**THE EXERCISE:**
Compile every line that includes the word "assigned".

[Extracted data entries]

———

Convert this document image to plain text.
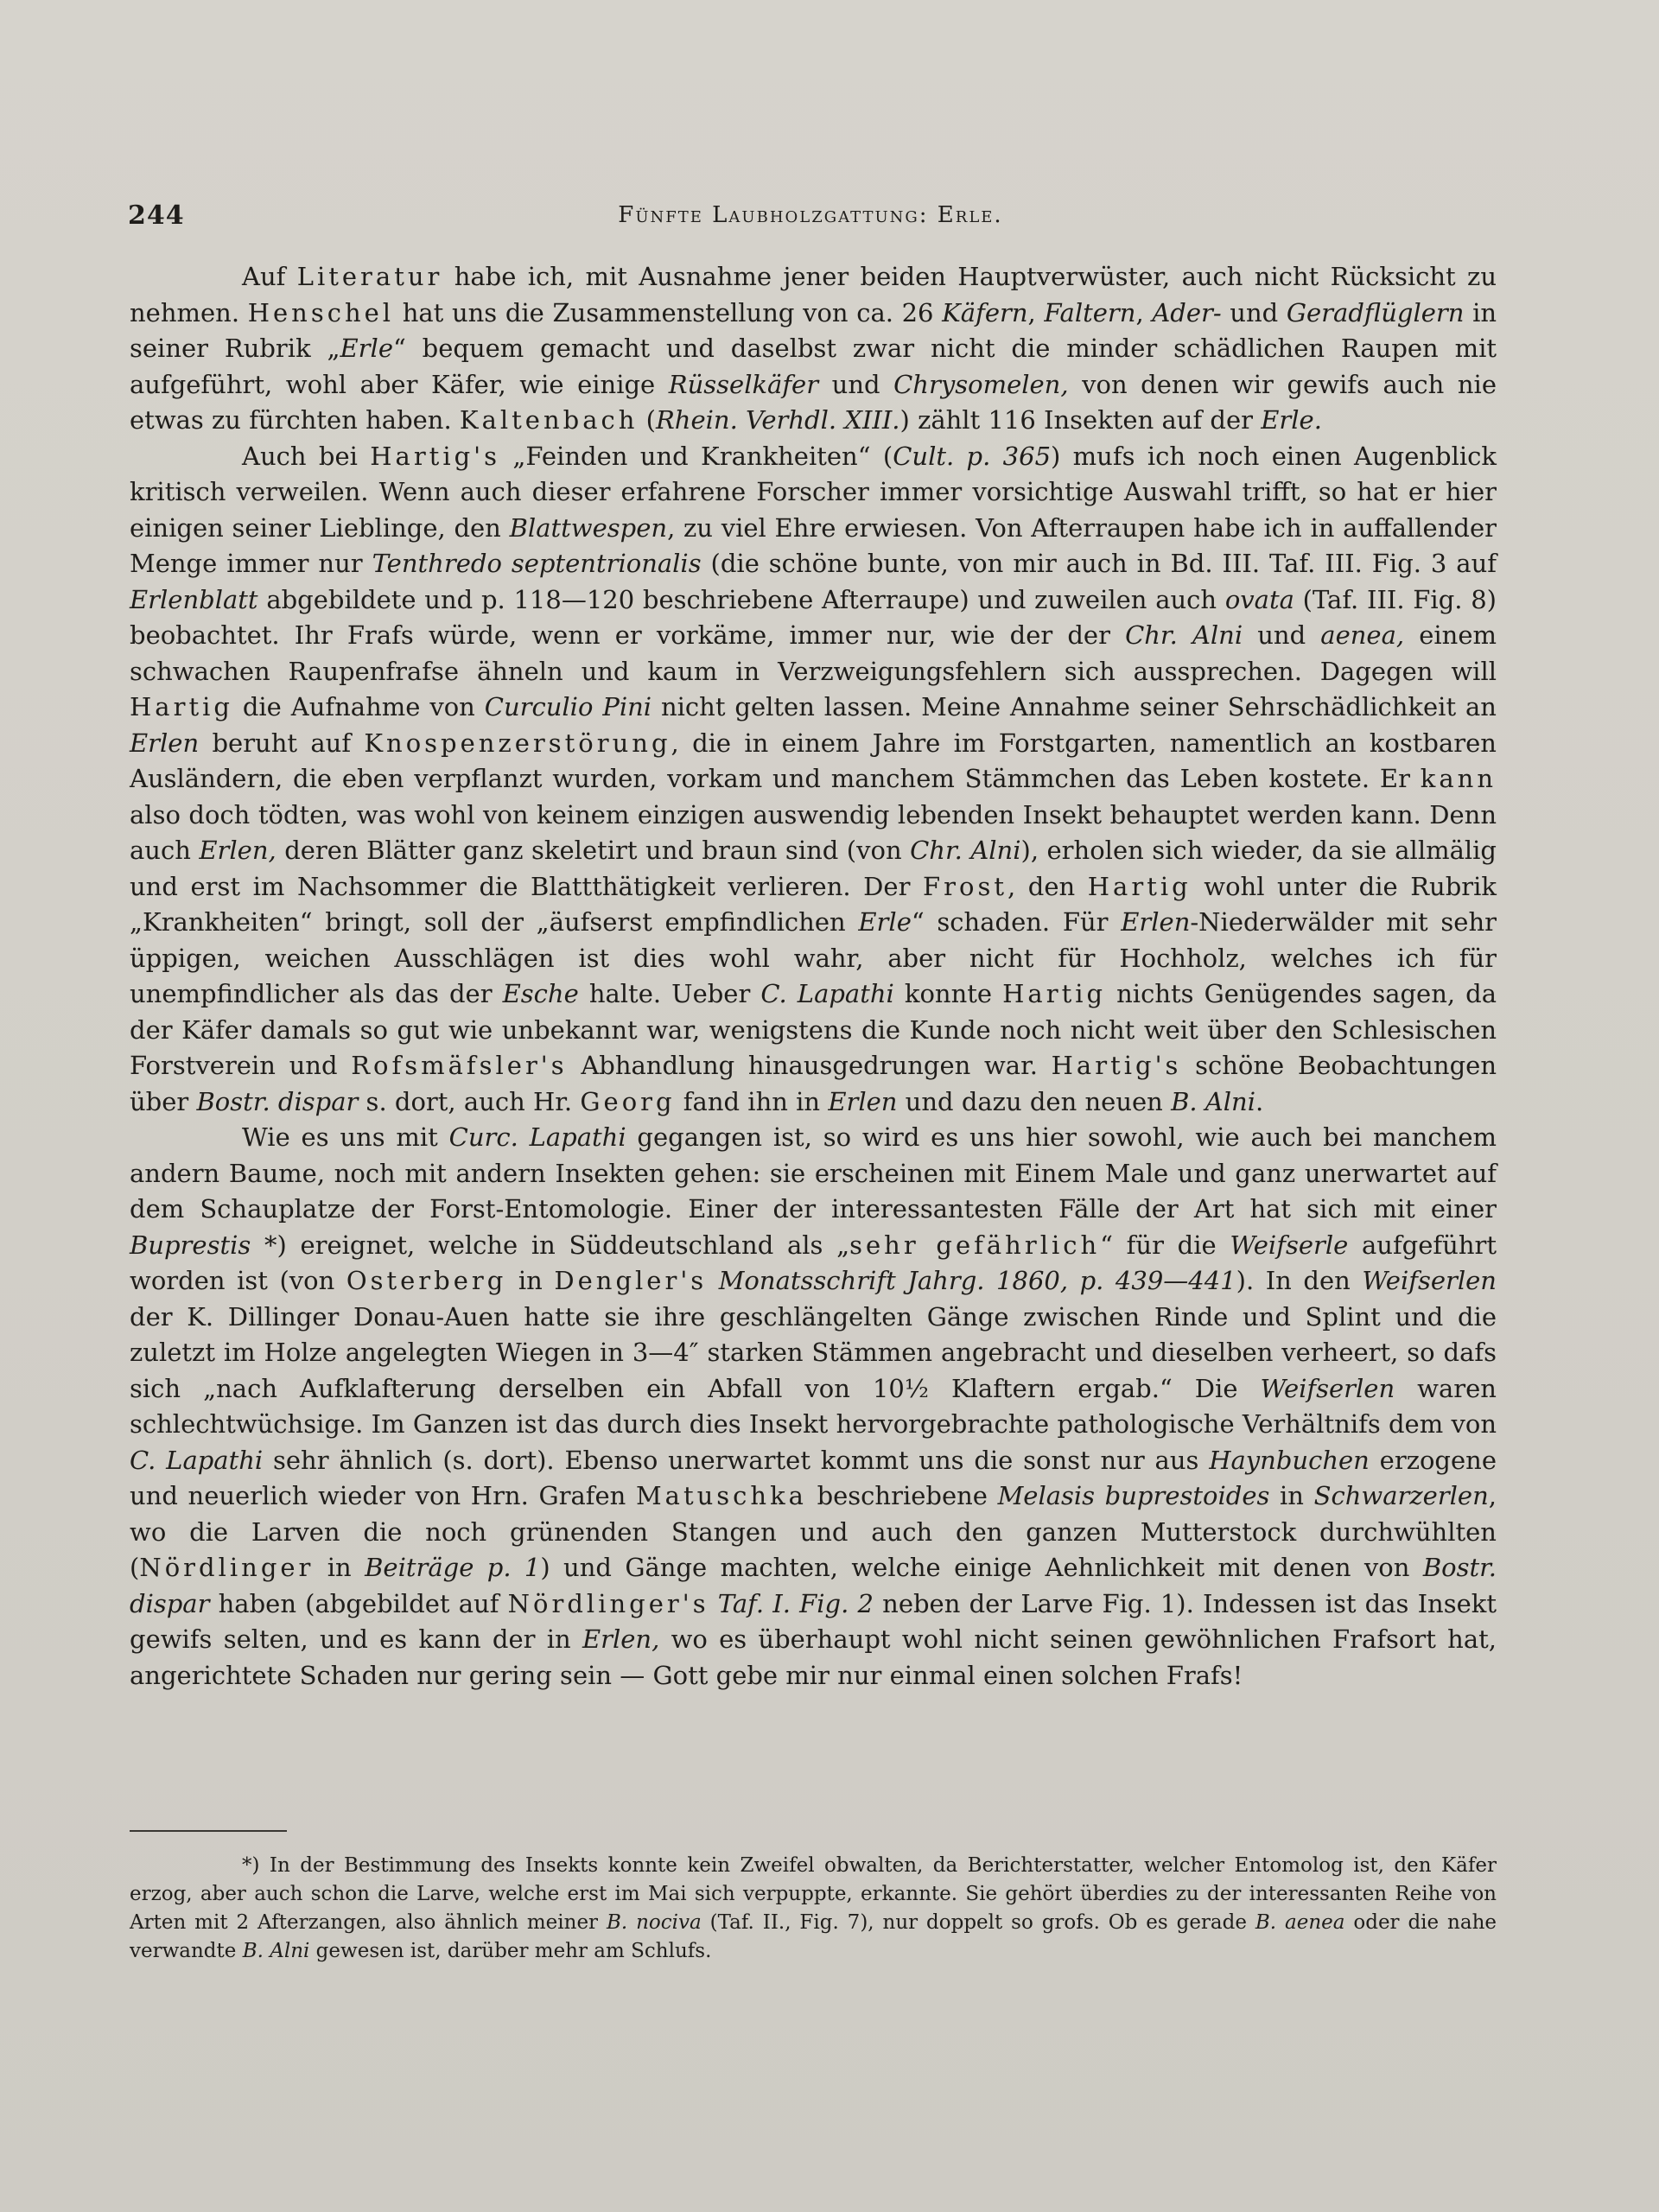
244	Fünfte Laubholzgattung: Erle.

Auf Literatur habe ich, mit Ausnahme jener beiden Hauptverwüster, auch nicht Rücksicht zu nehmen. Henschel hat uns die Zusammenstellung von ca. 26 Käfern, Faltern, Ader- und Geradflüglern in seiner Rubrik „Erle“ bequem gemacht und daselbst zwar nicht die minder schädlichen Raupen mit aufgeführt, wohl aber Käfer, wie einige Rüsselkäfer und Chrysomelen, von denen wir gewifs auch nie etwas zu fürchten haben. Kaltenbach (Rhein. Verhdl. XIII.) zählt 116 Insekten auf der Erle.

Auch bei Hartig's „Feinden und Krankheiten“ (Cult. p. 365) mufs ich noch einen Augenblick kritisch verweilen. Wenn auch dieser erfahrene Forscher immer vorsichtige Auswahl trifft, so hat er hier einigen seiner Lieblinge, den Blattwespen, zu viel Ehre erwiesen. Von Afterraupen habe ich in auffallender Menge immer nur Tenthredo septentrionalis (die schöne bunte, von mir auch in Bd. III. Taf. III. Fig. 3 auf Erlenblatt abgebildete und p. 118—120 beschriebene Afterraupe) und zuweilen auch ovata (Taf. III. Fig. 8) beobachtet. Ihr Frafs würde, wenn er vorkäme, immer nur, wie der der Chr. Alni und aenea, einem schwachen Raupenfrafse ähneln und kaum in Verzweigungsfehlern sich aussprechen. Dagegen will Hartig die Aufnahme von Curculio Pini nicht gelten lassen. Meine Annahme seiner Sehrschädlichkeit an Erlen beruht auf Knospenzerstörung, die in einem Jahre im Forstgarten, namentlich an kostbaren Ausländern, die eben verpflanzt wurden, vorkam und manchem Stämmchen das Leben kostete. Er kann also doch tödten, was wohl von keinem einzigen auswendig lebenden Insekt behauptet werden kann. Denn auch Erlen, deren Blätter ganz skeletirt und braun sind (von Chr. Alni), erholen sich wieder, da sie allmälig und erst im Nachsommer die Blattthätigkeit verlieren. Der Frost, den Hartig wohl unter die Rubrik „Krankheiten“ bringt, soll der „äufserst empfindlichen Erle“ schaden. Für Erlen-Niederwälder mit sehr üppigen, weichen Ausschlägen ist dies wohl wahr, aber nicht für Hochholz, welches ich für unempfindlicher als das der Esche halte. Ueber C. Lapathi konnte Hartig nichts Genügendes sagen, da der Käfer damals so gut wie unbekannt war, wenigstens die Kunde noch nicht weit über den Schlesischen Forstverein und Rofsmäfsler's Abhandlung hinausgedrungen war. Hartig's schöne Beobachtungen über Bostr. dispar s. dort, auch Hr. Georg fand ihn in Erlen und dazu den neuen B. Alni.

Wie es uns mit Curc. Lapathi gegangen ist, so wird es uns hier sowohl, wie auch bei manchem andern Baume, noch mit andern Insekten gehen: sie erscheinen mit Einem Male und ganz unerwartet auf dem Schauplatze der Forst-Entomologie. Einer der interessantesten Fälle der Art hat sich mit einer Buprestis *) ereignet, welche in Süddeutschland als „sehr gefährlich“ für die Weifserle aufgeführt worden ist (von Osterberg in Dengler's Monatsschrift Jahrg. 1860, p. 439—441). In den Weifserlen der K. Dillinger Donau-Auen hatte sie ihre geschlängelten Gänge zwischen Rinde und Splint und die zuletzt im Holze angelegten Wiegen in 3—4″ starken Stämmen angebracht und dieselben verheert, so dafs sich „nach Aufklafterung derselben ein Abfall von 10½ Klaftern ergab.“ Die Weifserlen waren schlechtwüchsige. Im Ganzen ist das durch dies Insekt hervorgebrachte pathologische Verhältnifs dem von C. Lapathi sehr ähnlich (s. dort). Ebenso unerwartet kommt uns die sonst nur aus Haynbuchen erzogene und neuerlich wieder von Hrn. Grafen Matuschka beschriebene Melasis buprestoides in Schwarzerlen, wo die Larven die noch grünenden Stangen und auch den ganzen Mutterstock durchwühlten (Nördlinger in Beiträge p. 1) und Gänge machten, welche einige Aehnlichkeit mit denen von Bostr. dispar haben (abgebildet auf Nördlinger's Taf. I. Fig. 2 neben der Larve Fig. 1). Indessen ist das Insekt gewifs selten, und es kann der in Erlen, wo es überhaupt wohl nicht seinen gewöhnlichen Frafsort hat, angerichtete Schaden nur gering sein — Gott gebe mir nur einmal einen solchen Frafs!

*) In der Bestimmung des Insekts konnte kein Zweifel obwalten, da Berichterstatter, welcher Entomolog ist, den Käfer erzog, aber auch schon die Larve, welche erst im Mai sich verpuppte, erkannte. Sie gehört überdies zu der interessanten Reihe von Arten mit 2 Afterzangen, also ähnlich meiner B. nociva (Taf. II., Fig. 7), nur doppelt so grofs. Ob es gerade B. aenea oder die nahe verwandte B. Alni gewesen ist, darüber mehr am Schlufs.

———

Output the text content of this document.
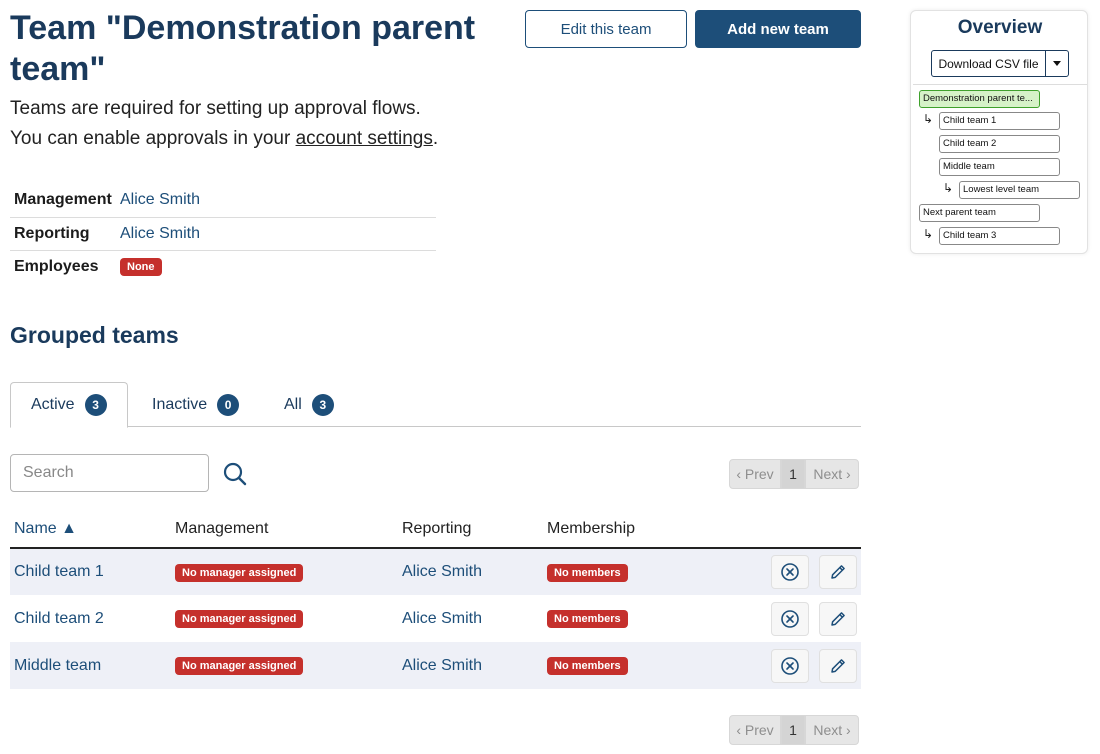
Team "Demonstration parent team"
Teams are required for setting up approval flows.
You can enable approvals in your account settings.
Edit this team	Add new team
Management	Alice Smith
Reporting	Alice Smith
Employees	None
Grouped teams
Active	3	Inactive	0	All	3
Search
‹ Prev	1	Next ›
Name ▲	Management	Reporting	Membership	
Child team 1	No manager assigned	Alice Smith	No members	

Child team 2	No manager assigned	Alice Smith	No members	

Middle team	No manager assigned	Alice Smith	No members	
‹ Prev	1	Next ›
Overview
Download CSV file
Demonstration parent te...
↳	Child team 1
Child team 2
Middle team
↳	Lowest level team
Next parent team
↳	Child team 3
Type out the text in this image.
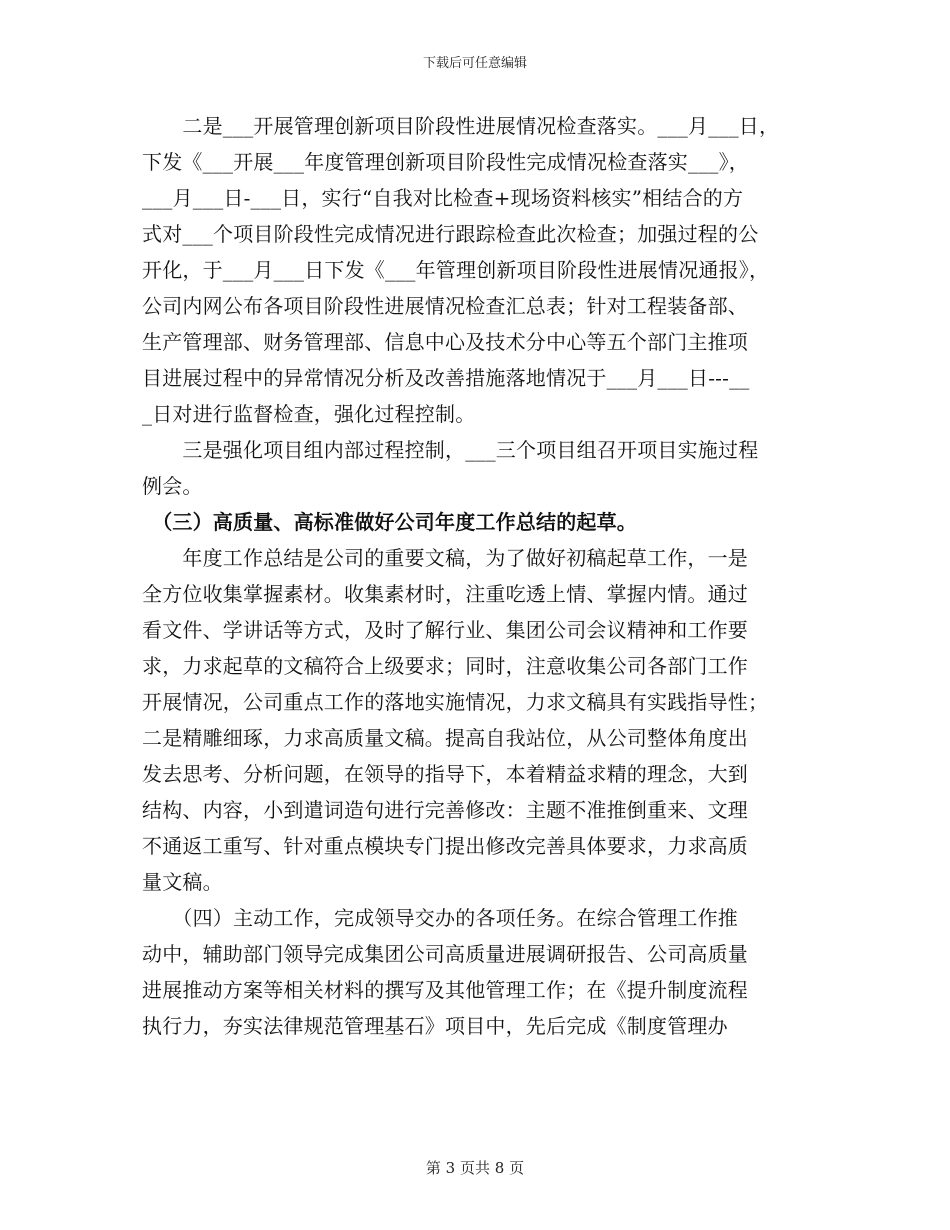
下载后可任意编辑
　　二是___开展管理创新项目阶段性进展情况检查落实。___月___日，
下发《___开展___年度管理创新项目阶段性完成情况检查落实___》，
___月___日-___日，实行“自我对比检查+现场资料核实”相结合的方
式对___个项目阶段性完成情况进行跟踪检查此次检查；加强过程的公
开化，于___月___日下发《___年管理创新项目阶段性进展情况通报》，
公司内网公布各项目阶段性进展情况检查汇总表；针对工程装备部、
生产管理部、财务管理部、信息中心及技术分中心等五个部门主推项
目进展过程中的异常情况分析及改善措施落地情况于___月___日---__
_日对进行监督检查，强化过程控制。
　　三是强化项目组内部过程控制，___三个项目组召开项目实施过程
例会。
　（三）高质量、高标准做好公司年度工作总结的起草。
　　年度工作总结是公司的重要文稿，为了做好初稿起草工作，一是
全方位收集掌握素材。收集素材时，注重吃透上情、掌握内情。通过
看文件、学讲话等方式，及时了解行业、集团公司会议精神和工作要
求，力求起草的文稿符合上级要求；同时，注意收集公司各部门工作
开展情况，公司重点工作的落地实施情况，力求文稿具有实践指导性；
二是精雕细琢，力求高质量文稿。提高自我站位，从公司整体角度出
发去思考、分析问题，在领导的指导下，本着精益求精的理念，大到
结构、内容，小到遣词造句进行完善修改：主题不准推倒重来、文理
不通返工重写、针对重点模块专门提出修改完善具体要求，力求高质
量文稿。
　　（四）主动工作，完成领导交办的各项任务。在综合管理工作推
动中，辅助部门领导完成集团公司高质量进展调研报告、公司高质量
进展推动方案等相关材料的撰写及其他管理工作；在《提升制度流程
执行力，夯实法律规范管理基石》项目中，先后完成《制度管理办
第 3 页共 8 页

———

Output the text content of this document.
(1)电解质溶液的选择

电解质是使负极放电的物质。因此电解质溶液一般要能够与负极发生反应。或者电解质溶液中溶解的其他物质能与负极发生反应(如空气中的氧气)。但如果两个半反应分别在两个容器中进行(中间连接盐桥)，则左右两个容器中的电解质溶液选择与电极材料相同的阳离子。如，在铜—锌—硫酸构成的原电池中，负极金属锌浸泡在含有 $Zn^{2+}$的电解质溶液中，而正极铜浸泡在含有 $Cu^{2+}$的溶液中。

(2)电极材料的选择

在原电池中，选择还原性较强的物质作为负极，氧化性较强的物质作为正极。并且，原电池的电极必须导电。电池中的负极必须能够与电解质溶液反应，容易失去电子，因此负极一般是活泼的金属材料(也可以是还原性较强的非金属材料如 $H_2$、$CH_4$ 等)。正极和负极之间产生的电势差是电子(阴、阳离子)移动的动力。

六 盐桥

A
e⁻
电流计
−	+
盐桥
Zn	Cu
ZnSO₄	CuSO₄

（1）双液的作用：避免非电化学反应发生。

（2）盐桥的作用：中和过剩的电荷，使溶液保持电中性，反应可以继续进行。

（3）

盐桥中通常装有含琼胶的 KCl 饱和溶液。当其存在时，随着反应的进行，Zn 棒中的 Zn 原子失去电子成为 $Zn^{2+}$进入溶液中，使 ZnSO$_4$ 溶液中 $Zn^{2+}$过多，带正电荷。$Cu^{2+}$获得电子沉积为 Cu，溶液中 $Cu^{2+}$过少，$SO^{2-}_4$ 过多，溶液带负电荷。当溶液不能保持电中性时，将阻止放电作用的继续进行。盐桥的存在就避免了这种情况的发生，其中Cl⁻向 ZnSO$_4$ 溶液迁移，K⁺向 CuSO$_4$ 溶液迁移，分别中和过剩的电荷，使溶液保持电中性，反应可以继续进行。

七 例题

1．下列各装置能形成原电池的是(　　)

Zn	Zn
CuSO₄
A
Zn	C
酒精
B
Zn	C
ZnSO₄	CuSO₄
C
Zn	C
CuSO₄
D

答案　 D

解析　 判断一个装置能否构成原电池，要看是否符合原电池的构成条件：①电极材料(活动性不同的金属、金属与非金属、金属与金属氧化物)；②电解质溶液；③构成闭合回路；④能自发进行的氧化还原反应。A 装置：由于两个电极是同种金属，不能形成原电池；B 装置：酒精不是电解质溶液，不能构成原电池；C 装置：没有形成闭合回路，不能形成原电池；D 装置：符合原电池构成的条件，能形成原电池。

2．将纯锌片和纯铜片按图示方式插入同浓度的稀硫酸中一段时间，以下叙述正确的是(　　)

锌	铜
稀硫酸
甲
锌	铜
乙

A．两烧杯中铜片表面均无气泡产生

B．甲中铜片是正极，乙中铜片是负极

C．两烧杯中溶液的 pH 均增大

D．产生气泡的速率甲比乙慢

———

**PROBLEM SOLUTION:**
Child team 1	No manager assigned	Alice Smith	No members	
Child team 2	No manager assigned	Alice Smith	No members	
Middle team	No manager assigned	Alice Smith	No members	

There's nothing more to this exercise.